Material:
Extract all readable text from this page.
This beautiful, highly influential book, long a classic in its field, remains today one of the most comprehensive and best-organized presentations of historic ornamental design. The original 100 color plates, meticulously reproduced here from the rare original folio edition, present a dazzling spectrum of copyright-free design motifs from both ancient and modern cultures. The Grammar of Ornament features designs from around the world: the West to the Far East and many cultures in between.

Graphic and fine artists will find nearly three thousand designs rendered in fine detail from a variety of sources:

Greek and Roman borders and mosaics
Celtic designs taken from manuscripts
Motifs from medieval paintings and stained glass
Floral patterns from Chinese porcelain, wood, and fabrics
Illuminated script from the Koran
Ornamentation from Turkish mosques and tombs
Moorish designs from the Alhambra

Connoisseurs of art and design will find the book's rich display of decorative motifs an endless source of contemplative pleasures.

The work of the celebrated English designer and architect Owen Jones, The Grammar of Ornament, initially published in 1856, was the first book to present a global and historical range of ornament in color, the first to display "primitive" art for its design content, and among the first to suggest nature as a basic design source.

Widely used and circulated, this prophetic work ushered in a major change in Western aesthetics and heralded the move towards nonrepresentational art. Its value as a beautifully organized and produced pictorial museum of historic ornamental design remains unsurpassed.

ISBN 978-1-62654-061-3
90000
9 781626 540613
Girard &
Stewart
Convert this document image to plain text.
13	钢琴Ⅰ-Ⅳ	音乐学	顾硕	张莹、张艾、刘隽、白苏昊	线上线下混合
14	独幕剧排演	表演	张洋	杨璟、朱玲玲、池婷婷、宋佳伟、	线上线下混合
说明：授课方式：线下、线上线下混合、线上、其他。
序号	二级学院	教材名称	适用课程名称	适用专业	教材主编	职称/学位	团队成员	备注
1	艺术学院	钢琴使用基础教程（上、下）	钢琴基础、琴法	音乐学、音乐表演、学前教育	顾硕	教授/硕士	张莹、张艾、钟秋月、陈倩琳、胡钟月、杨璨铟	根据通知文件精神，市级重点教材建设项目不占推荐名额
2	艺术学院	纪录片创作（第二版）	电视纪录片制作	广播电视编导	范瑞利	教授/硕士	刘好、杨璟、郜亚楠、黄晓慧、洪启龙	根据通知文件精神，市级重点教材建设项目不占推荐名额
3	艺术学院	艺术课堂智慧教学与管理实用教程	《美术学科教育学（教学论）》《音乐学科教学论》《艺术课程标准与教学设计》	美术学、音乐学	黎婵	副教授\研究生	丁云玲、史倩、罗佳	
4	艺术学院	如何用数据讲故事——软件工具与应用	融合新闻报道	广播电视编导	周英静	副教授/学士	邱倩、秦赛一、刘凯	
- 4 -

Exercise instructions:
From the records above, extract every line exactly as it stands.

Output of the task:
Extract all readable text from this page.
This beautiful, highly influential book, long a classic in its field, remains today one of the most comprehensive and best-organized presentations of historic ornamental design. The original 100 color plates, meticulously reproduced here from the rare original folio edition, present a dazzling spectrum of copyright-free design motifs from both ancient and modern cultures. The Grammar of Ornament features designs from around the world: the West to the Far East and many cultures in between.

Graphic and fine artists will find nearly three thousand designs rendered in fine detail from a variety of sources:

Greek and Roman borders and mosaics
Celtic designs taken from manuscripts
Motifs from medieval paintings and stained glass
Floral patterns from Chinese porcelain, wood, and fabrics
Illuminated script from the Koran
Ornamentation from Turkish mosques and tombs
Moorish designs from the Alhambra

Connoisseurs of art and design will find the book's rich display of decorative motifs an endless source of contemplative pleasures.

The work of the celebrated English designer and architect Owen Jones, The Grammar of Ornament, initially published in 1856, was the first book to present a global and historical range of ornament in color, the first to display "primitive" art for its design content, and among the first to suggest nature as a basic design source.

Widely used and circulated, this prophetic work ushered in a major change in Western aesthetics and heralded the move towards nonrepresentational art. Its value as a beautifully organized and produced pictorial museum of historic ornamental design remains unsurpassed.

ISBN 978-1-62654-061-3
90000
9 781626 540613
Girard &
Stewart
Convert this document image to plain text.
13	钢琴Ⅰ-Ⅳ	音乐学	顾硕	张莹、张艾、刘隽、白苏昊	线上线下混合
14	独幕剧排演	表演	张洋	杨璟、朱玲玲、池婷婷、宋佳伟、	线上线下混合
说明：授课方式：线下、线上线下混合、线上、其他。
序号	二级学院	教材名称	适用课程名称	适用专业	教材主编	职称/学位	团队成员	备注
1	艺术学院	钢琴使用基础教程（上、下）	钢琴基础、琴法	音乐学、音乐表演、学前教育	顾硕	教授/硕士	张莹、张艾、钟秋月、陈倩琳、胡钟月、杨璨铟	根据通知文件精神，市级重点教材建设项目不占推荐名额
2	艺术学院	纪录片创作（第二版）	电视纪录片制作	广播电视编导	范瑞利	教授/硕士	刘好、杨璟、郜亚楠、黄晓慧、洪启龙	根据通知文件精神，市级重点教材建设项目不占推荐名额
3	艺术学院	艺术课堂智慧教学与管理实用教程	《美术学科教育学（教学论）》《音乐学科教学论》《艺术课程标准与教学设计》	美术学、音乐学	黎婵	副教授\研究生	丁云玲、史倩、罗佳	
4	艺术学院	如何用数据讲故事——软件工具与应用	融合新闻报道	广播电视编导	周英静	副教授/学士	邱倩、秦赛一、刘凯	
- 4 -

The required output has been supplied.